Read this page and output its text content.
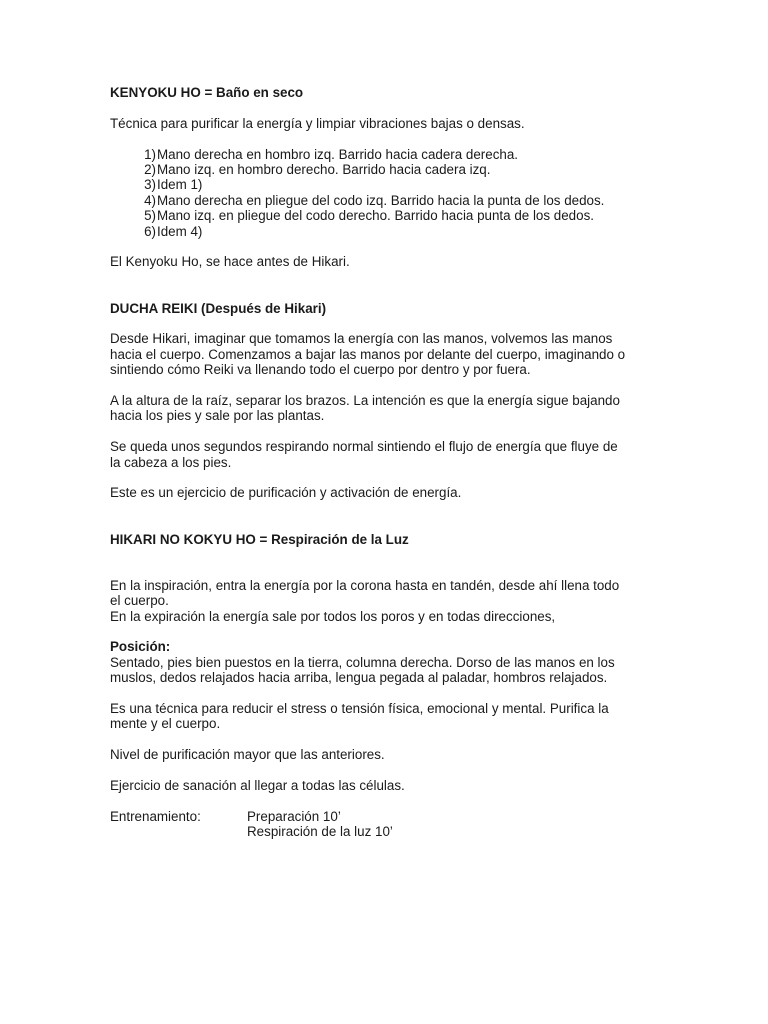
KENYOKU HO = Baño en seco

Técnica para purificar la energía y limpiar vibraciones bajas o densas.

1) Mano derecha en hombro izq. Barrido hacia cadera derecha.
2) Mano izq. en hombro derecho. Barrido hacia cadera izq.
3) Idem 1)
4) Mano derecha en pliegue del codo izq. Barrido hacia la punta de los dedos.
5) Mano izq. en pliegue del codo derecho. Barrido hacia punta de los dedos.
6) Idem 4)

El Kenyoku Ho, se hace antes de Hikari.

DUCHA REIKI (Después de Hikari)

Desde Hikari, imaginar que tomamos la energía con las manos, volvemos las manos

hacia el cuerpo. Comenzamos a bajar las manos por delante del cuerpo, imaginando o

sintiendo cómo Reiki va llenando todo el cuerpo por dentro y por fuera.

A la altura de la raíz, separar los brazos. La intención es que la energía sigue bajando

hacia los pies y sale por las plantas.

Se queda unos segundos respirando normal sintiendo el flujo de energía que fluye de

la cabeza a los pies.

Este es un ejercicio de purificación y activación de energía.

HIKARI NO KOKYU HO = Respiración de la Luz

En la inspiración, entra la energía por la corona hasta en tandén, desde ahí llena todo

el cuerpo.

En la expiración la energía sale por todos los poros y en todas direcciones,

Posición:

Sentado, pies bien puestos en la tierra, columna derecha. Dorso de las manos en los

muslos, dedos relajados hacia arriba, lengua pegada al paladar, hombros relajados.

Es una técnica para reducir el stress o tensión física, emocional y mental. Purifica la

mente y el cuerpo.

Nivel de purificación mayor que las anteriores.

Ejercicio de sanación al llegar a todas las células.

Entrenamiento:	Preparación 10’
Respiración de la luz 10’
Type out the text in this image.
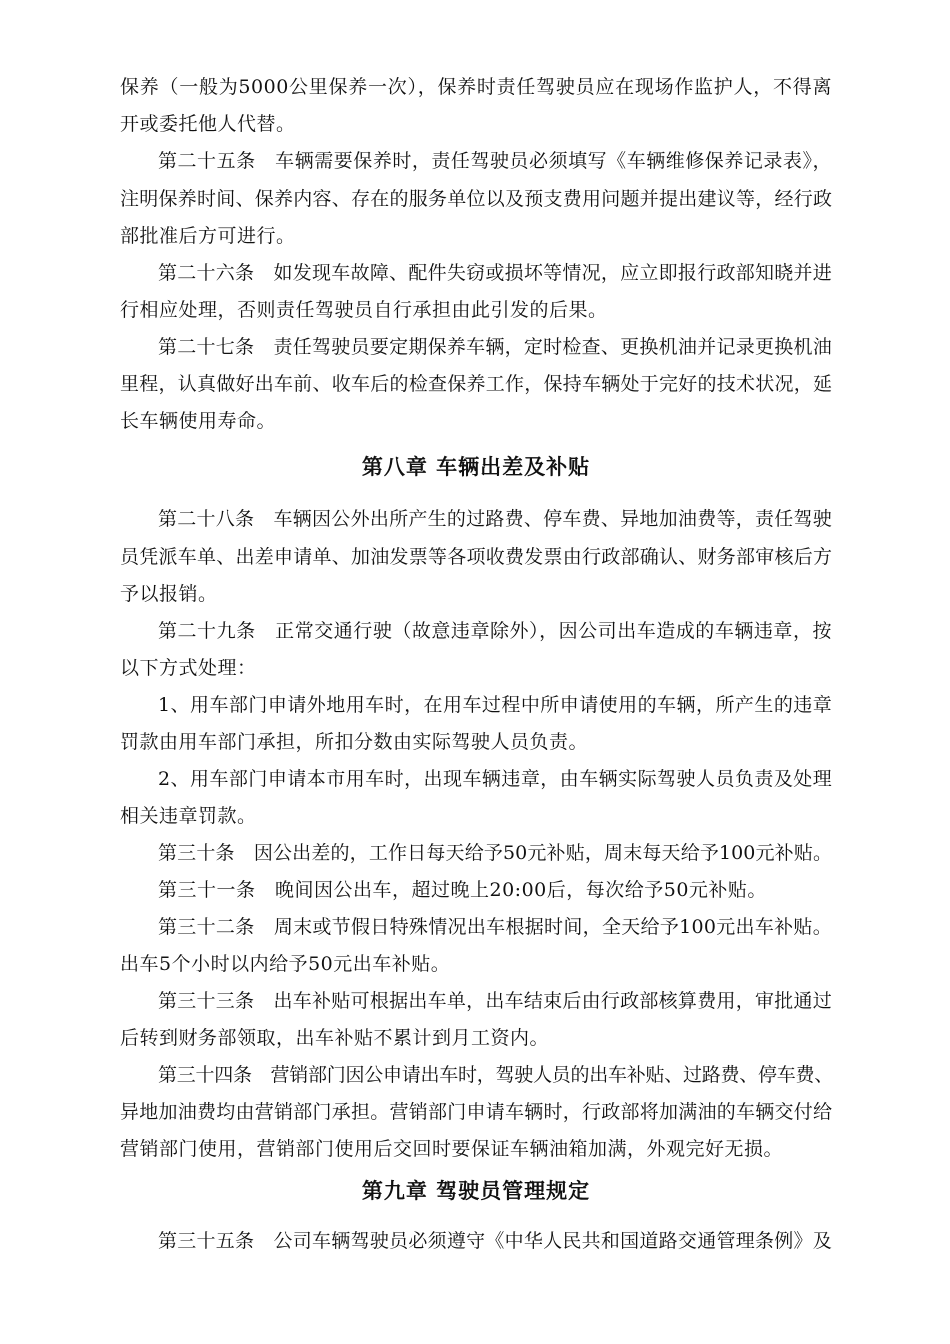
保养（一般为5000公里保养一次），保养时责任驾驶员应在现场作监护人，不得离
开或委托他人代替。
第二十五条　车辆需要保养时，责任驾驶员必须填写《车辆维修保养记录表》，
注明保养时间、保养内容、存在的服务单位以及预支费用问题并提出建议等，经行政
部批准后方可进行。
第二十六条　如发现车故障、配件失窃或损坏等情况，应立即报行政部知晓并进
行相应处理，否则责任驾驶员自行承担由此引发的后果。
第二十七条　责任驾驶员要定期保养车辆，定时检查、更换机油并记录更换机油
里程，认真做好出车前、收车后的检查保养工作，保持车辆处于完好的技术状况，延
长车辆使用寿命。
第八章 车辆出差及补贴
第二十八条　车辆因公外出所产生的过路费、停车费、异地加油费等，责任驾驶
员凭派车单、出差申请单、加油发票等各项收费发票由行政部确认、财务部审核后方
予以报销。
第二十九条　正常交通行驶（故意违章除外），因公司出车造成的车辆违章，按
以下方式处理：
1、用车部门申请外地用车时，在用车过程中所申请使用的车辆，所产生的违章
罚款由用车部门承担，所扣分数由实际驾驶人员负责。
2、用车部门申请本市用车时，出现车辆违章，由车辆实际驾驶人员负责及处理
相关违章罚款。
第三十条　因公出差的，工作日每天给予50元补贴，周末每天给予100元补贴。
第三十一条　晚间因公出车，超过晚上20:00后，每次给予50元补贴。
第三十二条　周末或节假日特殊情况出车根据时间，全天给予100元出车补贴。
出车5个小时以内给予50元出车补贴。
第三十三条　出车补贴可根据出车单，出车结束后由行政部核算费用，审批通过
后转到财务部领取，出车补贴不累计到月工资内。
第三十四条　营销部门因公申请出车时，驾驶人员的出车补贴、过路费、停车费、
异地加油费均由营销部门承担。营销部门申请车辆时，行政部将加满油的车辆交付给
营销部门使用，营销部门使用后交回时要保证车辆油箱加满，外观完好无损。
第九章 驾驶员管理规定
第三十五条　公司车辆驾驶员必须遵守《中华人民共和国道路交通管理条例》及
◇ ◇ ◇
# YOUR INSTRUCTIONS
State how many lines include the string "codo". Give no other information.

# TASK SOLUTION
2